***** Data to use *****

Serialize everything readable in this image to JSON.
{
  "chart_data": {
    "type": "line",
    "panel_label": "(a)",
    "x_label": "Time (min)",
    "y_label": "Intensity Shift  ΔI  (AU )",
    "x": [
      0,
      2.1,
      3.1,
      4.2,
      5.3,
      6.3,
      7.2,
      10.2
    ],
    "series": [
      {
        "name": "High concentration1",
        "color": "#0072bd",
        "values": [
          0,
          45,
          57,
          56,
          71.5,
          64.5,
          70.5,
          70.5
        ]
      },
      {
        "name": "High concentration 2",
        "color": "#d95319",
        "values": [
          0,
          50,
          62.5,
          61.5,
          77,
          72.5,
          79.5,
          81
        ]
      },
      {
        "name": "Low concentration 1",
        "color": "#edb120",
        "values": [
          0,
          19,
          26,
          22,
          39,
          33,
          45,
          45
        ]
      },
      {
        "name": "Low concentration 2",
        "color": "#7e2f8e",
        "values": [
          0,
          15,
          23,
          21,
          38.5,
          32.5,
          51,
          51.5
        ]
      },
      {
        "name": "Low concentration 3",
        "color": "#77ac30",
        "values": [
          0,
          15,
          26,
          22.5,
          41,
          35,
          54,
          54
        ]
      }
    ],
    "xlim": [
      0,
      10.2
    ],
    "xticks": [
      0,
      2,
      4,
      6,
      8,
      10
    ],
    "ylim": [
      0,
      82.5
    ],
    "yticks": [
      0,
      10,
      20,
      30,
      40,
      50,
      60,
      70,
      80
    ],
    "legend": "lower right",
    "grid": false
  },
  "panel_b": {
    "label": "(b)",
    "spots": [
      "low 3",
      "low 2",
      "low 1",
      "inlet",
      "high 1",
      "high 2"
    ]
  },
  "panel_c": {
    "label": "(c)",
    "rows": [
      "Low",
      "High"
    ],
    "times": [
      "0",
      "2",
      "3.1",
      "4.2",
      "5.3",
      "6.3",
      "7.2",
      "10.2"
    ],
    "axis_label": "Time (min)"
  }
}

*****

Short task: Type out the full listing again, exactly as given.

Output:
Serialize everything readable in this image to JSON.
{
  "chart_data": {
    "type": "line",
    "panel_label": "(a)",
    "x_label": "Time (min)",
    "y_label": "Intensity Shift  ΔI  (AU )",
    "x": [
      0,
      2.1,
      3.1,
      4.2,
      5.3,
      6.3,
      7.2,
      10.2
    ],
    "series": [
      {
        "name": "High concentration1",
        "color": "#0072bd",
        "values": [
          0,
          45,
          57,
          56,
          71.5,
          64.5,
          70.5,
          70.5
        ]
      },
      {
        "name": "High concentration 2",
        "color": "#d95319",
        "values": [
          0,
          50,
          62.5,
          61.5,
          77,
          72.5,
          79.5,
          81
        ]
      },
      {
        "name": "Low concentration 1",
        "color": "#edb120",
        "values": [
          0,
          19,
          26,
          22,
          39,
          33,
          45,
          45
        ]
      },
      {
        "name": "Low concentration 2",
        "color": "#7e2f8e",
        "values": [
          0,
          15,
          23,
          21,
          38.5,
          32.5,
          51,
          51.5
        ]
      },
      {
        "name": "Low concentration 3",
        "color": "#77ac30",
        "values": [
          0,
          15,
          26,
          22.5,
          41,
          35,
          54,
          54
        ]
      }
    ],
    "xlim": [
      0,
      10.2
    ],
    "xticks": [
      0,
      2,
      4,
      6,
      8,
      10
    ],
    "ylim": [
      0,
      82.5
    ],
    "yticks": [
      0,
      10,
      20,
      30,
      40,
      50,
      60,
      70,
      80
    ],
    "legend": "lower right",
    "grid": false
  },
  "panel_b": {
    "label": "(b)",
    "spots": [
      "low 3",
      "low 2",
      "low 1",
      "inlet",
      "high 1",
      "high 2"
    ]
  },
  "panel_c": {
    "label": "(c)",
    "rows": [
      "Low",
      "High"
    ],
    "times": [
      "0",
      "2",
      "3.1",
      "4.2",
      "5.3",
      "6.3",
      "7.2",
      "10.2"
    ],
    "axis_label": "Time (min)"
  }
}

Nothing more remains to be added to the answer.